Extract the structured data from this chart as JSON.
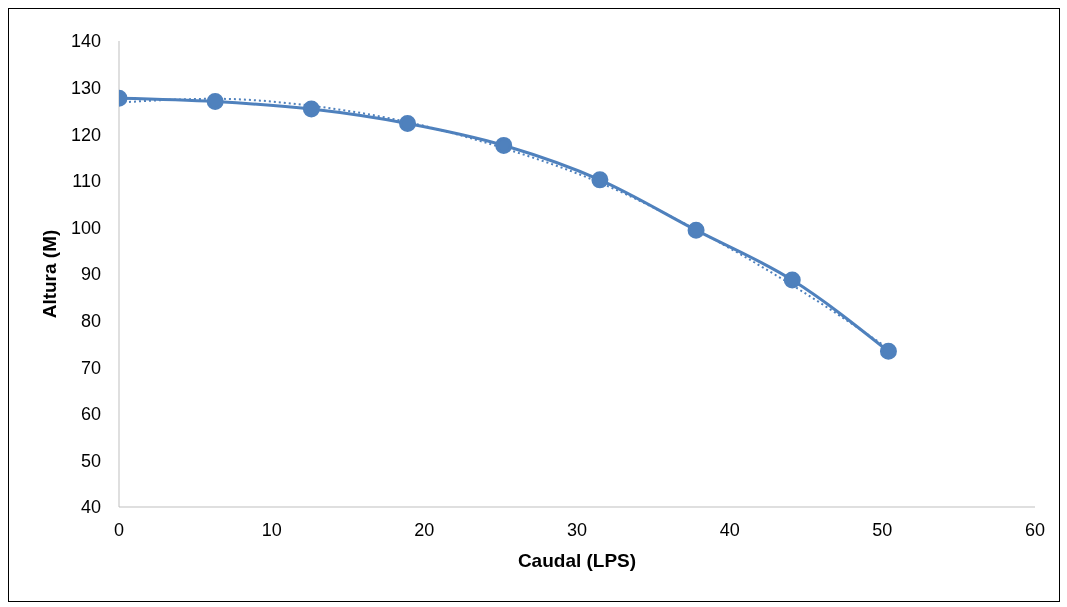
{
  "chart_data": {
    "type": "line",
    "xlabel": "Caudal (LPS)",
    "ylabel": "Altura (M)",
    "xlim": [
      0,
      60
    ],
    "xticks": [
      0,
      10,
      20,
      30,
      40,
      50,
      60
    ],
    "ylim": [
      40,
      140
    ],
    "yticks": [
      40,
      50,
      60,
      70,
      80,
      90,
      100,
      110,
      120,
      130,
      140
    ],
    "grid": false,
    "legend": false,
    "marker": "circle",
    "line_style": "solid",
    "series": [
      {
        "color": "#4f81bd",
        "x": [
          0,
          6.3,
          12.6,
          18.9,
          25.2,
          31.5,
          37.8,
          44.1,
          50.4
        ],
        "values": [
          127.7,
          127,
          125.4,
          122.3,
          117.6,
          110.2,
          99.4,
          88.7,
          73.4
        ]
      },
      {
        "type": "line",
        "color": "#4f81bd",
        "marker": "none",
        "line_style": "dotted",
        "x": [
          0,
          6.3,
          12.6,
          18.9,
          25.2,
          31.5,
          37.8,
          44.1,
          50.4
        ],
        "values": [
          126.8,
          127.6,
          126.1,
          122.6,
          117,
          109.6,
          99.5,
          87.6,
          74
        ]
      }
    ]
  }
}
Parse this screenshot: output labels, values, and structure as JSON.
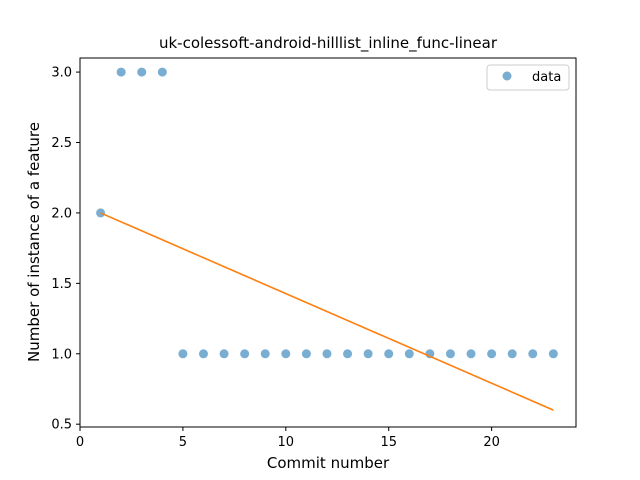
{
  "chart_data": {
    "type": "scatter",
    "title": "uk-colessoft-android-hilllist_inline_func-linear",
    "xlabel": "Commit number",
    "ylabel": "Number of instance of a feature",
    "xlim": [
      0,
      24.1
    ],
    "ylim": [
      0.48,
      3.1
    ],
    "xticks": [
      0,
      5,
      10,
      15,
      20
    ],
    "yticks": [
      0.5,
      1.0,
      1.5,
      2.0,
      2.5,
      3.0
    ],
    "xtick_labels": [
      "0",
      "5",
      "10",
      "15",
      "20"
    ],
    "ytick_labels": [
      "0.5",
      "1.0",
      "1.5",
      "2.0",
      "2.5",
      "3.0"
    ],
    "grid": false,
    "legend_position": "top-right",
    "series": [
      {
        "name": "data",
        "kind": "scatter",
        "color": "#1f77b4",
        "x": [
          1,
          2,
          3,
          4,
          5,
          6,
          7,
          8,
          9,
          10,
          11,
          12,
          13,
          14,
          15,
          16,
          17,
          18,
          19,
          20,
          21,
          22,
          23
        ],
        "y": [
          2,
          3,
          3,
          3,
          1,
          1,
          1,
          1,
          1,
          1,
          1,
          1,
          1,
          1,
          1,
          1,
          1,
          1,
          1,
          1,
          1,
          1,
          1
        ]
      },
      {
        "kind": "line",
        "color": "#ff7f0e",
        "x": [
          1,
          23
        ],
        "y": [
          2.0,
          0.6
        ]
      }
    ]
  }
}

________________________

* **Short task**: Repeat each record exactly, with the pictures left out.

* **Problem solution**:
Extract the structured data from this chart as JSON.
{
  "chart_data": {
    "type": "line",
    "xlabel": "Caudal (LPS)",
    "ylabel": "Altura (M)",
    "xlim": [
      0,
      60
    ],
    "xticks": [
      0,
      10,
      20,
      30,
      40,
      50,
      60
    ],
    "ylim": [
      40,
      140
    ],
    "yticks": [
      40,
      50,
      60,
      70,
      80,
      90,
      100,
      110,
      120,
      130,
      140
    ],
    "grid": false,
    "legend": false,
    "marker": "circle",
    "line_style": "solid",
    "series": [
      {
        "color": "#4f81bd",
        "x": [
          0,
          6.3,
          12.6,
          18.9,
          25.2,
          31.5,
          37.8,
          44.1,
          50.4
        ],
        "values": [
          127.7,
          127,
          125.4,
          122.3,
          117.6,
          110.2,
          99.4,
          88.7,
          73.4
        ]
      },
      {
        "type": "line",
        "color": "#4f81bd",
        "marker": "none",
        "line_style": "dotted",
        "x": [
          0,
          6.3,
          12.6,
          18.9,
          25.2,
          31.5,
          37.8,
          44.1,
          50.4
        ],
        "values": [
          126.8,
          127.6,
          126.1,
          122.6,
          117,
          109.6,
          99.5,
          87.6,
          74
        ]
      }
    ]
  }
}
Parse this screenshot: output labels, values, and structure as JSON.
{
  "chart_data": {
    "type": "scatter",
    "title": "uk-colessoft-android-hilllist_inline_func-linear",
    "xlabel": "Commit number",
    "ylabel": "Number of instance of a feature",
    "xlim": [
      0,
      24.1
    ],
    "ylim": [
      0.48,
      3.1
    ],
    "xticks": [
      0,
      5,
      10,
      15,
      20
    ],
    "yticks": [
      0.5,
      1.0,
      1.5,
      2.0,
      2.5,
      3.0
    ],
    "xtick_labels": [
      "0",
      "5",
      "10",
      "15",
      "20"
    ],
    "ytick_labels": [
      "0.5",
      "1.0",
      "1.5",
      "2.0",
      "2.5",
      "3.0"
    ],
    "grid": false,
    "legend_position": "top-right",
    "series": [
      {
        "name": "data",
        "kind": "scatter",
        "color": "#1f77b4",
        "x": [
          1,
          2,
          3,
          4,
          5,
          6,
          7,
          8,
          9,
          10,
          11,
          12,
          13,
          14,
          15,
          16,
          17,
          18,
          19,
          20,
          21,
          22,
          23
        ],
        "y": [
          2,
          3,
          3,
          3,
          1,
          1,
          1,
          1,
          1,
          1,
          1,
          1,
          1,
          1,
          1,
          1,
          1,
          1,
          1,
          1,
          1,
          1,
          1
        ]
      },
      {
        "kind": "line",
        "color": "#ff7f0e",
        "x": [
          1,
          23
        ],
        "y": [
          2.0,
          0.6
        ]
      }
    ]
  }
}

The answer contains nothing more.